● **Written problem**: Where a line holds the string "JSON", return that line.
-=-=-
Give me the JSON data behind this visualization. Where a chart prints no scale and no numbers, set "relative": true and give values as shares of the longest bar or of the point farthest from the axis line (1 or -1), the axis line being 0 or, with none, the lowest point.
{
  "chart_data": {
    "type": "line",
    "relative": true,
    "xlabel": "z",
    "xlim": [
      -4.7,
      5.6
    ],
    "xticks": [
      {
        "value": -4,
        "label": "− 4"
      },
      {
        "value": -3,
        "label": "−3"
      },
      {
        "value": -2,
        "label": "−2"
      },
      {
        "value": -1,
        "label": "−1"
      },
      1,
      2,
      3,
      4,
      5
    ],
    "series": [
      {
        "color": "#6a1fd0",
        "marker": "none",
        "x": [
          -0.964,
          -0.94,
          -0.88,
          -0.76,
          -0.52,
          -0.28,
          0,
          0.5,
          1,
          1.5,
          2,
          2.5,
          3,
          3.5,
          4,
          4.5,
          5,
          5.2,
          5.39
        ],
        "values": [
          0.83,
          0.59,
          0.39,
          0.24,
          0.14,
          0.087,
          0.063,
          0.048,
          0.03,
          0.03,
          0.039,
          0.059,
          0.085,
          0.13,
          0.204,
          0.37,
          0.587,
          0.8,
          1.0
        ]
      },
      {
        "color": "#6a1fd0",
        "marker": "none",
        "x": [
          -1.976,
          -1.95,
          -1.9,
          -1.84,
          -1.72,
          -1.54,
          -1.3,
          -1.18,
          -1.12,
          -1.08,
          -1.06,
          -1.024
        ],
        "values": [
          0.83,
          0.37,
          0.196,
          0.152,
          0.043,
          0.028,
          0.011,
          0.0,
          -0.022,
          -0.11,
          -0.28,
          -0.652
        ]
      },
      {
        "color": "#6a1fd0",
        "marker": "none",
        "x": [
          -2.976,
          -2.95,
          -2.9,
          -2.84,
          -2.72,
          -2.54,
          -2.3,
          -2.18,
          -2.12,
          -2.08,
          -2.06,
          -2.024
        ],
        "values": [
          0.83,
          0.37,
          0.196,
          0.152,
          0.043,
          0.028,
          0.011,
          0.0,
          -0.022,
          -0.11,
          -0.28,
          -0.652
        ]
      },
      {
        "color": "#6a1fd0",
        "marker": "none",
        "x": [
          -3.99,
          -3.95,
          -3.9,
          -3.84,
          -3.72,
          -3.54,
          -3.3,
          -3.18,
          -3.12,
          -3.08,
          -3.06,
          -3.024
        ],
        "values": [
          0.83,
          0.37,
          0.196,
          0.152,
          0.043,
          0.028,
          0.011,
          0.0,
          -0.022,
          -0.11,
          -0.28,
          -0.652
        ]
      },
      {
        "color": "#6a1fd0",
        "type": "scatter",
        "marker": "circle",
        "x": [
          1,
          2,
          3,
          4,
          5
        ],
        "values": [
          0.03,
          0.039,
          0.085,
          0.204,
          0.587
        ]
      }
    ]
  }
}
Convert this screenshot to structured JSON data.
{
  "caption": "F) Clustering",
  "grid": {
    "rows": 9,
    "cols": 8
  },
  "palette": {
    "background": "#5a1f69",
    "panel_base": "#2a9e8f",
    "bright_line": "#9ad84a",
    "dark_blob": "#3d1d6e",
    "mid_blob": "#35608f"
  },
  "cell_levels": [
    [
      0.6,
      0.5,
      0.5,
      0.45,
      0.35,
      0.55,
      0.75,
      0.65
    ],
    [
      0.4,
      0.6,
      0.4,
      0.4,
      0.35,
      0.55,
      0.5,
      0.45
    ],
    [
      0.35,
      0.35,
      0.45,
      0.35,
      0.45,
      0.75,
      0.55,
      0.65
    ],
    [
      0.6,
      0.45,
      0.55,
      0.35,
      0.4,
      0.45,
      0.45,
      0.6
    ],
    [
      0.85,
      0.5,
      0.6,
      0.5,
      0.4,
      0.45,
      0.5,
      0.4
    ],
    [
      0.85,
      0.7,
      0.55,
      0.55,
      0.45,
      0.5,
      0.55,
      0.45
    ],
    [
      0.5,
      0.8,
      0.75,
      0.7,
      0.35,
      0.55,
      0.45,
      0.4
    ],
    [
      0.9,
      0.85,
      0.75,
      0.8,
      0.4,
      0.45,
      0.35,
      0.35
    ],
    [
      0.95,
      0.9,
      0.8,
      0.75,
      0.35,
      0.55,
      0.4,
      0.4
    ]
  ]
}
-=-=-
● **Solution to the exercise**:
Give me the JSON data behind this visualization. Where a chart prints no scale and no numbers, set "relative": true and give values as shares of the longest bar or of the point farthest from the axis line (1 or -1), the axis line being 0 or, with none, the lowest point.
Convert this screenshot to structured JSON data.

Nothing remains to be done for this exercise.